• [Brief] Reproduce each line exactly. Skip none.

Records from a collection
....
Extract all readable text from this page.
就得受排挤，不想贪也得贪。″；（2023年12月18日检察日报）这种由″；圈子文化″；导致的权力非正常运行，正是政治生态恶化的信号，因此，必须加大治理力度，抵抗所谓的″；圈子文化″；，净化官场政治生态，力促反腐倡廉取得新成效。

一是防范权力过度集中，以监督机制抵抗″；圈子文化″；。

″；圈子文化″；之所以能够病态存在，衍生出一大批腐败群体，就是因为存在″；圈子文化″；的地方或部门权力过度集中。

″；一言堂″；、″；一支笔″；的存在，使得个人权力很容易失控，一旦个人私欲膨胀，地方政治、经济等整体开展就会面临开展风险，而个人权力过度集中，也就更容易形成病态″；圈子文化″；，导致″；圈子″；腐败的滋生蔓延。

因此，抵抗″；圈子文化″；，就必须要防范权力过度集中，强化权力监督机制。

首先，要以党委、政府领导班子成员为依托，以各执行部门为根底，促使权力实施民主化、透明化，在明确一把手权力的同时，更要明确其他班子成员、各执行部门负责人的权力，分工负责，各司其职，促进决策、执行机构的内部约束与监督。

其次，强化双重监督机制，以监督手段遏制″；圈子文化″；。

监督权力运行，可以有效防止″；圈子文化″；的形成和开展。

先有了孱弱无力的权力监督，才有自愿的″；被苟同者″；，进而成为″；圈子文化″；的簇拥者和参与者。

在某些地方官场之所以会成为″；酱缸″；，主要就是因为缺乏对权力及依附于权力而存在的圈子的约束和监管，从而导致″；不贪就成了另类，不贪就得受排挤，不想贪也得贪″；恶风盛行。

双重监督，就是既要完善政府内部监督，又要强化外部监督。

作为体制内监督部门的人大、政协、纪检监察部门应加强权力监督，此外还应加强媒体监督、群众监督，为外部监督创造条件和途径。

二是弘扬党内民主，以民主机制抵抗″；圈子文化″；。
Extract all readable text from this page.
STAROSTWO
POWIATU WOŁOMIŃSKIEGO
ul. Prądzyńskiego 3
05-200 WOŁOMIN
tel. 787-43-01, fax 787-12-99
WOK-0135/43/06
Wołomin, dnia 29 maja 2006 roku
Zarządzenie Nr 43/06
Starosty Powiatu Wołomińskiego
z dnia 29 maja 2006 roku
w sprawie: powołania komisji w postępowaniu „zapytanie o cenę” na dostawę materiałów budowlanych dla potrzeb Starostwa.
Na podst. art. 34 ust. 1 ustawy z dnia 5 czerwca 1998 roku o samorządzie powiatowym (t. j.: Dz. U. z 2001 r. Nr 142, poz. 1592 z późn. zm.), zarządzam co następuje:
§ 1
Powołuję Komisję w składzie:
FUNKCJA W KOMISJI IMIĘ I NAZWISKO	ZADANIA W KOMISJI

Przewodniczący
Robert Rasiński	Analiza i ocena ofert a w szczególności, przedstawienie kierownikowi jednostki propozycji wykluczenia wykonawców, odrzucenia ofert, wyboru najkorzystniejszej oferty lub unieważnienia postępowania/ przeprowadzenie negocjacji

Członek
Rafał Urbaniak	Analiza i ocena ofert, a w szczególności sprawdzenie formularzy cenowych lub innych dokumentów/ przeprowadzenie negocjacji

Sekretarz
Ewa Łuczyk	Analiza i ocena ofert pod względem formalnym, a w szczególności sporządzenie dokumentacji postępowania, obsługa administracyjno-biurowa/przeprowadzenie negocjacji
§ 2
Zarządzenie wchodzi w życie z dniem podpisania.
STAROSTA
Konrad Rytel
....
• [Full response]
Extract all readable text from this page.
就得受排挤，不想贪也得贪。″；（2023年12月18日检察日报）这种由″；圈子文化″；导致的权力非正常运行，正是政治生态恶化的信号，因此，必须加大治理力度，抵抗所谓的″；圈子文化″；，净化官场政治生态，力促反腐倡廉取得新成效。

一是防范权力过度集中，以监督机制抵抗″；圈子文化″；。

″；圈子文化″；之所以能够病态存在，衍生出一大批腐败群体，就是因为存在″；圈子文化″；的地方或部门权力过度集中。

″；一言堂″；、″；一支笔″；的存在，使得个人权力很容易失控，一旦个人私欲膨胀，地方政治、经济等整体开展就会面临开展风险，而个人权力过度集中，也就更容易形成病态″；圈子文化″；，导致″；圈子″；腐败的滋生蔓延。

因此，抵抗″；圈子文化″；，就必须要防范权力过度集中，强化权力监督机制。

首先，要以党委、政府领导班子成员为依托，以各执行部门为根底，促使权力实施民主化、透明化，在明确一把手权力的同时，更要明确其他班子成员、各执行部门负责人的权力，分工负责，各司其职，促进决策、执行机构的内部约束与监督。

其次，强化双重监督机制，以监督手段遏制″；圈子文化″；。

监督权力运行，可以有效防止″；圈子文化″；的形成和开展。

先有了孱弱无力的权力监督，才有自愿的″；被苟同者″；，进而成为″；圈子文化″；的簇拥者和参与者。

在某些地方官场之所以会成为″；酱缸″；，主要就是因为缺乏对权力及依附于权力而存在的圈子的约束和监管，从而导致″；不贪就成了另类，不贪就得受排挤，不想贪也得贪″；恶风盛行。

双重监督，就是既要完善政府内部监督，又要强化外部监督。

作为体制内监督部门的人大、政协、纪检监察部门应加强权力监督，此外还应加强媒体监督、群众监督，为外部监督创造条件和途径。

二是弘扬党内民主，以民主机制抵抗″；圈子文化″；。
Extract all readable text from this page.
STAROSTWO
POWIATU WOŁOMIŃSKIEGO
ul. Prądzyńskiego 3
05-200 WOŁOMIN
tel. 787-43-01, fax 787-12-99
WOK-0135/43/06
Wołomin, dnia 29 maja 2006 roku
Zarządzenie Nr 43/06
Starosty Powiatu Wołomińskiego
z dnia 29 maja 2006 roku
w sprawie: powołania komisji w postępowaniu „zapytanie o cenę” na dostawę materiałów budowlanych dla potrzeb Starostwa.
Na podst. art. 34 ust. 1 ustawy z dnia 5 czerwca 1998 roku o samorządzie powiatowym (t. j.: Dz. U. z 2001 r. Nr 142, poz. 1592 z późn. zm.), zarządzam co następuje:
§ 1
Powołuję Komisję w składzie:
FUNKCJA W KOMISJI IMIĘ I NAZWISKO	ZADANIA W KOMISJI

Przewodniczący
Robert Rasiński	Analiza i ocena ofert a w szczególności, przedstawienie kierownikowi jednostki propozycji wykluczenia wykonawców, odrzucenia ofert, wyboru najkorzystniejszej oferty lub unieważnienia postępowania/ przeprowadzenie negocjacji

Członek
Rafał Urbaniak	Analiza i ocena ofert, a w szczególności sprawdzenie formularzy cenowych lub innych dokumentów/ przeprowadzenie negocjacji

Sekretarz
Ewa Łuczyk	Analiza i ocena ofert pod względem formalnym, a w szczególności sporządzenie dokumentacji postępowania, obsługa administracyjno-biurowa/przeprowadzenie negocjacji
§ 2
Zarządzenie wchodzi w życie z dniem podpisania.
STAROSTA
Konrad Rytel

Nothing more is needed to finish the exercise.